Provided data start

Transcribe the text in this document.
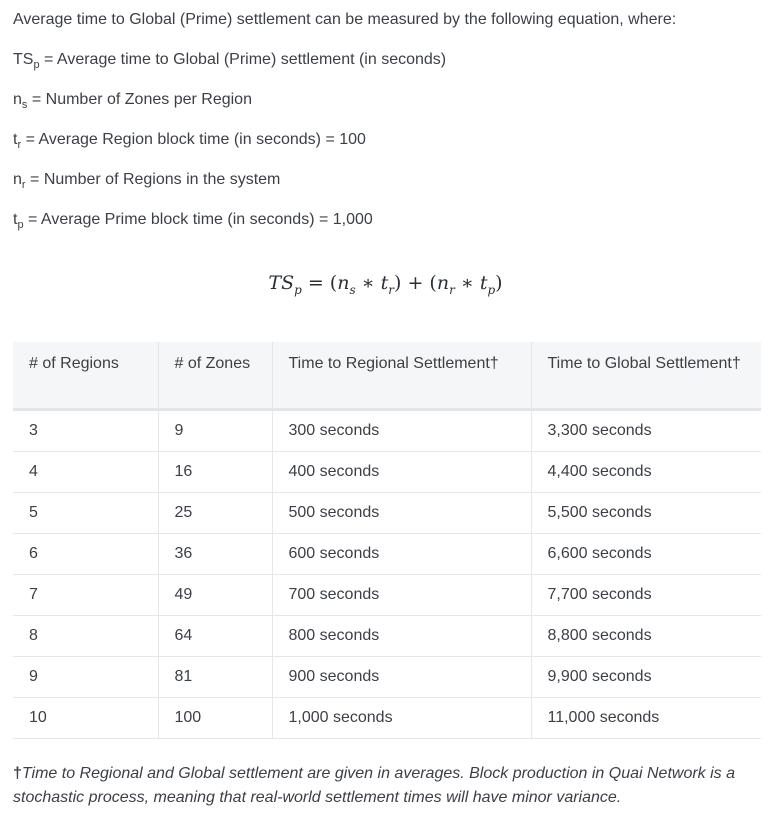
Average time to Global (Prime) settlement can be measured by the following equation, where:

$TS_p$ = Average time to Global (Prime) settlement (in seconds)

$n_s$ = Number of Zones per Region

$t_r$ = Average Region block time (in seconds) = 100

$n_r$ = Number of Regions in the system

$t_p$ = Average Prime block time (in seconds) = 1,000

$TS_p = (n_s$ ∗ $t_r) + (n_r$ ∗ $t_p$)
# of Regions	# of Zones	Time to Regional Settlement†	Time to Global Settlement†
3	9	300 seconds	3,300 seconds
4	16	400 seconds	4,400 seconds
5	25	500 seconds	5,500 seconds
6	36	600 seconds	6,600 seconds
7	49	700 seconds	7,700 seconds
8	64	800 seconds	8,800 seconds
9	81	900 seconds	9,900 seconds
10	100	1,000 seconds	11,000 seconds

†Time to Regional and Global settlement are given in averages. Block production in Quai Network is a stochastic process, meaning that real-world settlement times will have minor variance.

Provided data end

Exercise -
Nothing but the pictures may be dropped; output the records above exactly.

Solution to this exercise -
Transcribe the text in this document.
Average time to Global (Prime) settlement can be measured by the following equation, where:

$TS_p$ = Average time to Global (Prime) settlement (in seconds)

$n_s$ = Number of Zones per Region

$t_r$ = Average Region block time (in seconds) = 100

$n_r$ = Number of Regions in the system

$t_p$ = Average Prime block time (in seconds) = 1,000

$TS_p = (n_s$ ∗ $t_r) + (n_r$ ∗ $t_p$)
# of Regions	# of Zones	Time to Regional Settlement†	Time to Global Settlement†
3	9	300 seconds	3,300 seconds
4	16	400 seconds	4,400 seconds
5	25	500 seconds	5,500 seconds
6	36	600 seconds	6,600 seconds
7	49	700 seconds	7,700 seconds
8	64	800 seconds	8,800 seconds
9	81	900 seconds	9,900 seconds
10	100	1,000 seconds	11,000 seconds

†Time to Regional and Global settlement are given in averages. Block production in Quai Network is a stochastic process, meaning that real-world settlement times will have minor variance.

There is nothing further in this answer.